• _Records shown_

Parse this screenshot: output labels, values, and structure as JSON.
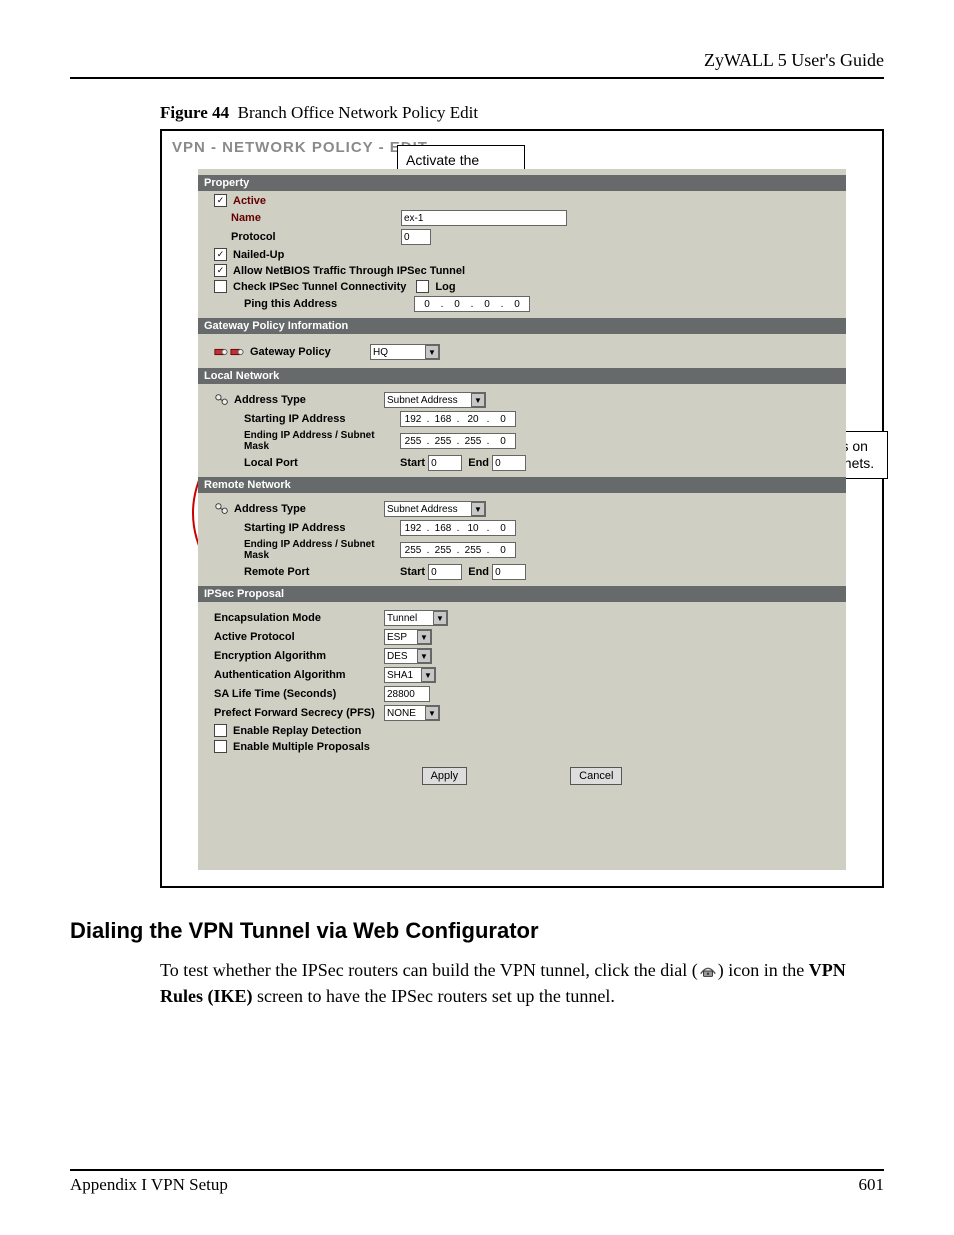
{
  "header": {
    "guide": "ZyWALL 5 User's Guide"
  },
  "figure": {
    "label": "Figure 44",
    "caption": "Branch Office Network Policy Edit"
  },
  "panel": {
    "title": "VPN - NETWORK POLICY - EDIT"
  },
  "callouts": {
    "activate": "Activate the network policy.",
    "subnets": "IP addresses on different subnets."
  },
  "sections": {
    "property": "Property",
    "gateway": "Gateway Policy Information",
    "local": "Local Network",
    "remote": "Remote Network",
    "ipsec": "IPSec Proposal"
  },
  "property": {
    "active_label": "Active",
    "active_checked": "✓",
    "name_label": "Name",
    "name_value": "ex-1",
    "protocol_label": "Protocol",
    "protocol_value": "0",
    "nailed_label": "Nailed-Up",
    "nailed_checked": "✓",
    "netbios_label": "Allow NetBIOS Traffic Through IPSec Tunnel",
    "netbios_checked": "✓",
    "check_conn_label": "Check IPSec Tunnel Connectivity",
    "check_conn_checked": "",
    "log_label": "Log",
    "log_checked": "",
    "ping_label": "Ping this Address",
    "ping_ip": [
      "0",
      "0",
      "0",
      "0"
    ]
  },
  "gateway": {
    "label": "Gateway Policy",
    "value": "HQ"
  },
  "local": {
    "addr_type_label": "Address Type",
    "addr_type_value": "Subnet Address",
    "start_label": "Starting IP Address",
    "start_ip": [
      "192",
      "168",
      "20",
      "0"
    ],
    "end_label": "Ending IP Address / Subnet Mask",
    "end_ip": [
      "255",
      "255",
      "255",
      "0"
    ],
    "port_label": "Local Port",
    "port_start_lbl": "Start",
    "port_start": "0",
    "port_end_lbl": "End",
    "port_end": "0"
  },
  "remote": {
    "addr_type_label": "Address Type",
    "addr_type_value": "Subnet Address",
    "start_label": "Starting IP Address",
    "start_ip": [
      "192",
      "168",
      "10",
      "0"
    ],
    "end_label": "Ending IP Address / Subnet Mask",
    "end_ip": [
      "255",
      "255",
      "255",
      "0"
    ],
    "port_label": "Remote Port",
    "port_start_lbl": "Start",
    "port_start": "0",
    "port_end_lbl": "End",
    "port_end": "0"
  },
  "ipsec": {
    "encap_label": "Encapsulation Mode",
    "encap_value": "Tunnel",
    "proto_label": "Active Protocol",
    "proto_value": "ESP",
    "enc_label": "Encryption Algorithm",
    "enc_value": "DES",
    "auth_label": "Authentication Algorithm",
    "auth_value": "SHA1",
    "life_label": "SA Life Time (Seconds)",
    "life_value": "28800",
    "pfs_label": "Prefect Forward Secrecy (PFS)",
    "pfs_value": "NONE",
    "replay_label": "Enable Replay Detection",
    "replay_checked": "",
    "multi_label": "Enable Multiple Proposals",
    "multi_checked": ""
  },
  "buttons": {
    "apply": "Apply",
    "cancel": "Cancel"
  },
  "body": {
    "h2": "Dialing the VPN Tunnel via Web Configurator",
    "p1a": "To test whether the IPSec routers can build the VPN tunnel, click the dial (",
    "p1b": ") icon in the ",
    "p1c": "VPN Rules (IKE)",
    "p1d": " screen to have the IPSec routers set up the tunnel."
  },
  "footer": {
    "left": "Appendix I VPN Setup",
    "right": "601"
  }
}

• _Task directions_
What comes back should match the records exactly, minus any pictures.

• _Complete answer_
Parse this screenshot: output labels, values, and structure as JSON.
{
  "header": {
    "guide": "ZyWALL 5 User's Guide"
  },
  "figure": {
    "label": "Figure 44",
    "caption": "Branch Office Network Policy Edit"
  },
  "panel": {
    "title": "VPN - NETWORK POLICY - EDIT"
  },
  "callouts": {
    "activate": "Activate the network policy.",
    "subnets": "IP addresses on different subnets."
  },
  "sections": {
    "property": "Property",
    "gateway": "Gateway Policy Information",
    "local": "Local Network",
    "remote": "Remote Network",
    "ipsec": "IPSec Proposal"
  },
  "property": {
    "active_label": "Active",
    "active_checked": "✓",
    "name_label": "Name",
    "name_value": "ex-1",
    "protocol_label": "Protocol",
    "protocol_value": "0",
    "nailed_label": "Nailed-Up",
    "nailed_checked": "✓",
    "netbios_label": "Allow NetBIOS Traffic Through IPSec Tunnel",
    "netbios_checked": "✓",
    "check_conn_label": "Check IPSec Tunnel Connectivity",
    "check_conn_checked": "",
    "log_label": "Log",
    "log_checked": "",
    "ping_label": "Ping this Address",
    "ping_ip": [
      "0",
      "0",
      "0",
      "0"
    ]
  },
  "gateway": {
    "label": "Gateway Policy",
    "value": "HQ"
  },
  "local": {
    "addr_type_label": "Address Type",
    "addr_type_value": "Subnet Address",
    "start_label": "Starting IP Address",
    "start_ip": [
      "192",
      "168",
      "20",
      "0"
    ],
    "end_label": "Ending IP Address / Subnet Mask",
    "end_ip": [
      "255",
      "255",
      "255",
      "0"
    ],
    "port_label": "Local Port",
    "port_start_lbl": "Start",
    "port_start": "0",
    "port_end_lbl": "End",
    "port_end": "0"
  },
  "remote": {
    "addr_type_label": "Address Type",
    "addr_type_value": "Subnet Address",
    "start_label": "Starting IP Address",
    "start_ip": [
      "192",
      "168",
      "10",
      "0"
    ],
    "end_label": "Ending IP Address / Subnet Mask",
    "end_ip": [
      "255",
      "255",
      "255",
      "0"
    ],
    "port_label": "Remote Port",
    "port_start_lbl": "Start",
    "port_start": "0",
    "port_end_lbl": "End",
    "port_end": "0"
  },
  "ipsec": {
    "encap_label": "Encapsulation Mode",
    "encap_value": "Tunnel",
    "proto_label": "Active Protocol",
    "proto_value": "ESP",
    "enc_label": "Encryption Algorithm",
    "enc_value": "DES",
    "auth_label": "Authentication Algorithm",
    "auth_value": "SHA1",
    "life_label": "SA Life Time (Seconds)",
    "life_value": "28800",
    "pfs_label": "Prefect Forward Secrecy (PFS)",
    "pfs_value": "NONE",
    "replay_label": "Enable Replay Detection",
    "replay_checked": "",
    "multi_label": "Enable Multiple Proposals",
    "multi_checked": ""
  },
  "buttons": {
    "apply": "Apply",
    "cancel": "Cancel"
  },
  "body": {
    "h2": "Dialing the VPN Tunnel via Web Configurator",
    "p1a": "To test whether the IPSec routers can build the VPN tunnel, click the dial (",
    "p1b": ") icon in the ",
    "p1c": "VPN Rules (IKE)",
    "p1d": " screen to have the IPSec routers set up the tunnel."
  },
  "footer": {
    "left": "Appendix I VPN Setup",
    "right": "601"
  }
}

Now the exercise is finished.